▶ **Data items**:

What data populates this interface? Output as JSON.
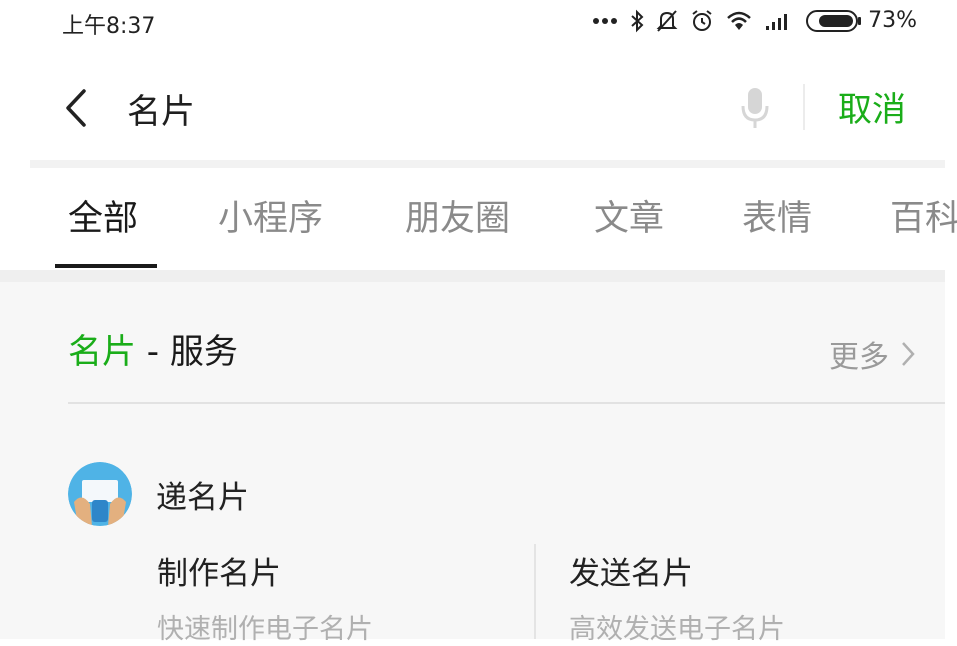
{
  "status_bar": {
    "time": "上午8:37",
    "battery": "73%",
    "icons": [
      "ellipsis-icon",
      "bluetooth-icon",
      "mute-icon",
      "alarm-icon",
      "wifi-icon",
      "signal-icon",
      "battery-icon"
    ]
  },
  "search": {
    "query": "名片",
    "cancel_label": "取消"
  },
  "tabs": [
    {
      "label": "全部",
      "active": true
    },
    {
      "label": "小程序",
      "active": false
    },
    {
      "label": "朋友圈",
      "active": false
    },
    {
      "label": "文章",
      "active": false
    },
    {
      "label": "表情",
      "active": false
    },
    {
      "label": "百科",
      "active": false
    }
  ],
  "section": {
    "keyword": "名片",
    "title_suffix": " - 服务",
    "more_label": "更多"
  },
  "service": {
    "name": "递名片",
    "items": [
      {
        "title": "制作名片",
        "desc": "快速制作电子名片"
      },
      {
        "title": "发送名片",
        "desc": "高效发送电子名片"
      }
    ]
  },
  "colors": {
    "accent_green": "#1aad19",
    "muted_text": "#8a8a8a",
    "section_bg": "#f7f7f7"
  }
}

▶ **Exercise details**: Make an exact copy of the whole listing, but don't bring over any pictures.

▶ **Task solution**:
What data populates this interface? Output as JSON.
{
  "status_bar": {
    "time": "上午8:37",
    "battery": "73%",
    "icons": [
      "ellipsis-icon",
      "bluetooth-icon",
      "mute-icon",
      "alarm-icon",
      "wifi-icon",
      "signal-icon",
      "battery-icon"
    ]
  },
  "search": {
    "query": "名片",
    "cancel_label": "取消"
  },
  "tabs": [
    {
      "label": "全部",
      "active": true
    },
    {
      "label": "小程序",
      "active": false
    },
    {
      "label": "朋友圈",
      "active": false
    },
    {
      "label": "文章",
      "active": false
    },
    {
      "label": "表情",
      "active": false
    },
    {
      "label": "百科",
      "active": false
    }
  ],
  "section": {
    "keyword": "名片",
    "title_suffix": " - 服务",
    "more_label": "更多"
  },
  "service": {
    "name": "递名片",
    "items": [
      {
        "title": "制作名片",
        "desc": "快速制作电子名片"
      },
      {
        "title": "发送名片",
        "desc": "高效发送电子名片"
      }
    ]
  },
  "colors": {
    "accent_green": "#1aad19",
    "muted_text": "#8a8a8a",
    "section_bg": "#f7f7f7"
  }
}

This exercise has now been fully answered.